Write out all entries word for word.

▶ [Entries]
------------------------------------------------------------

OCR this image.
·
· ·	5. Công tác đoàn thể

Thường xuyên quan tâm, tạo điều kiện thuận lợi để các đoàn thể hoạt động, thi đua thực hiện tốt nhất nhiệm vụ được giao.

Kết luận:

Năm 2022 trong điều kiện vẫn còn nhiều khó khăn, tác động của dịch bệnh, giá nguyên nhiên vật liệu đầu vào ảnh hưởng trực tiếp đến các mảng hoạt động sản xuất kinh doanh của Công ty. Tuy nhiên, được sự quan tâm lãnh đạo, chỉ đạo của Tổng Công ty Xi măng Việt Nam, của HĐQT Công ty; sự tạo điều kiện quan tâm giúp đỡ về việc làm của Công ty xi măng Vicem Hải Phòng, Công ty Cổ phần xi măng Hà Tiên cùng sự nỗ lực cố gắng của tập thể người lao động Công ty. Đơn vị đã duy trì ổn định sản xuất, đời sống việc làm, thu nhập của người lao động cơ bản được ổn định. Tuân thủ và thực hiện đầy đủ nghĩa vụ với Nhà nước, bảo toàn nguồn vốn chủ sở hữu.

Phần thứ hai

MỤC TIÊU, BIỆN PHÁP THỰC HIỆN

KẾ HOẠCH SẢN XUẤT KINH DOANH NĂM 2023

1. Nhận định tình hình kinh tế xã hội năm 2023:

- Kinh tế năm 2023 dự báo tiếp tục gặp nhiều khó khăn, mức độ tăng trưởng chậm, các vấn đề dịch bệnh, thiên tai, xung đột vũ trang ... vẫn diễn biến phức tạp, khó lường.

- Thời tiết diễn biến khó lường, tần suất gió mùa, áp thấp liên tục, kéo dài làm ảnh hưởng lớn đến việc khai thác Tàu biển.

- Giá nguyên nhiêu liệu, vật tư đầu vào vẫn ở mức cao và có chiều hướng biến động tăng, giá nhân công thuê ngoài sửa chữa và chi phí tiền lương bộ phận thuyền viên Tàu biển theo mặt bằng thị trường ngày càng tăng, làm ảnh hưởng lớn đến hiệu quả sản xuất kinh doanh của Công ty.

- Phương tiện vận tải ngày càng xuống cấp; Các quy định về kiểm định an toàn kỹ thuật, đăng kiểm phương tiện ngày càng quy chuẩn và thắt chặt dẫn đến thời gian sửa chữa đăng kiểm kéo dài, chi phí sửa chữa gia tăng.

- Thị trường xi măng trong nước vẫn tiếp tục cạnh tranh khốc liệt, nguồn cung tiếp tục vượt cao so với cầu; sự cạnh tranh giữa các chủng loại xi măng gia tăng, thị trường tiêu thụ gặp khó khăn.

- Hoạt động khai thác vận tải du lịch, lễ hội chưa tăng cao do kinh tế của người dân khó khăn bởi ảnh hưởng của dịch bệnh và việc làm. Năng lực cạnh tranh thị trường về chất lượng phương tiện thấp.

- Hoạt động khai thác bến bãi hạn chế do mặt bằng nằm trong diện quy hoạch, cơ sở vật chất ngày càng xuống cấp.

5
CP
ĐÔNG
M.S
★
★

------------------------------------------------------------

▶ [Solution to this task]
OCR this image.
·
· ·	5. Công tác đoàn thể

Thường xuyên quan tâm, tạo điều kiện thuận lợi để các đoàn thể hoạt động, thi đua thực hiện tốt nhất nhiệm vụ được giao.

Kết luận:

Năm 2022 trong điều kiện vẫn còn nhiều khó khăn, tác động của dịch bệnh, giá nguyên nhiên vật liệu đầu vào ảnh hưởng trực tiếp đến các mảng hoạt động sản xuất kinh doanh của Công ty. Tuy nhiên, được sự quan tâm lãnh đạo, chỉ đạo của Tổng Công ty Xi măng Việt Nam, của HĐQT Công ty; sự tạo điều kiện quan tâm giúp đỡ về việc làm của Công ty xi măng Vicem Hải Phòng, Công ty Cổ phần xi măng Hà Tiên cùng sự nỗ lực cố gắng của tập thể người lao động Công ty. Đơn vị đã duy trì ổn định sản xuất, đời sống việc làm, thu nhập của người lao động cơ bản được ổn định. Tuân thủ và thực hiện đầy đủ nghĩa vụ với Nhà nước, bảo toàn nguồn vốn chủ sở hữu.

Phần thứ hai

MỤC TIÊU, BIỆN PHÁP THỰC HIỆN

KẾ HOẠCH SẢN XUẤT KINH DOANH NĂM 2023

1. Nhận định tình hình kinh tế xã hội năm 2023:

- Kinh tế năm 2023 dự báo tiếp tục gặp nhiều khó khăn, mức độ tăng trưởng chậm, các vấn đề dịch bệnh, thiên tai, xung đột vũ trang ... vẫn diễn biến phức tạp, khó lường.

- Thời tiết diễn biến khó lường, tần suất gió mùa, áp thấp liên tục, kéo dài làm ảnh hưởng lớn đến việc khai thác Tàu biển.

- Giá nguyên nhiêu liệu, vật tư đầu vào vẫn ở mức cao và có chiều hướng biến động tăng, giá nhân công thuê ngoài sửa chữa và chi phí tiền lương bộ phận thuyền viên Tàu biển theo mặt bằng thị trường ngày càng tăng, làm ảnh hưởng lớn đến hiệu quả sản xuất kinh doanh của Công ty.

- Phương tiện vận tải ngày càng xuống cấp; Các quy định về kiểm định an toàn kỹ thuật, đăng kiểm phương tiện ngày càng quy chuẩn và thắt chặt dẫn đến thời gian sửa chữa đăng kiểm kéo dài, chi phí sửa chữa gia tăng.

- Thị trường xi măng trong nước vẫn tiếp tục cạnh tranh khốc liệt, nguồn cung tiếp tục vượt cao so với cầu; sự cạnh tranh giữa các chủng loại xi măng gia tăng, thị trường tiêu thụ gặp khó khăn.

- Hoạt động khai thác vận tải du lịch, lễ hội chưa tăng cao do kinh tế của người dân khó khăn bởi ảnh hưởng của dịch bệnh và việc làm. Năng lực cạnh tranh thị trường về chất lượng phương tiện thấp.

- Hoạt động khai thác bến bãi hạn chế do mặt bằng nằm trong diện quy hoạch, cơ sở vật chất ngày càng xuống cấp.

5
CP
ĐÔNG
M.S
★
★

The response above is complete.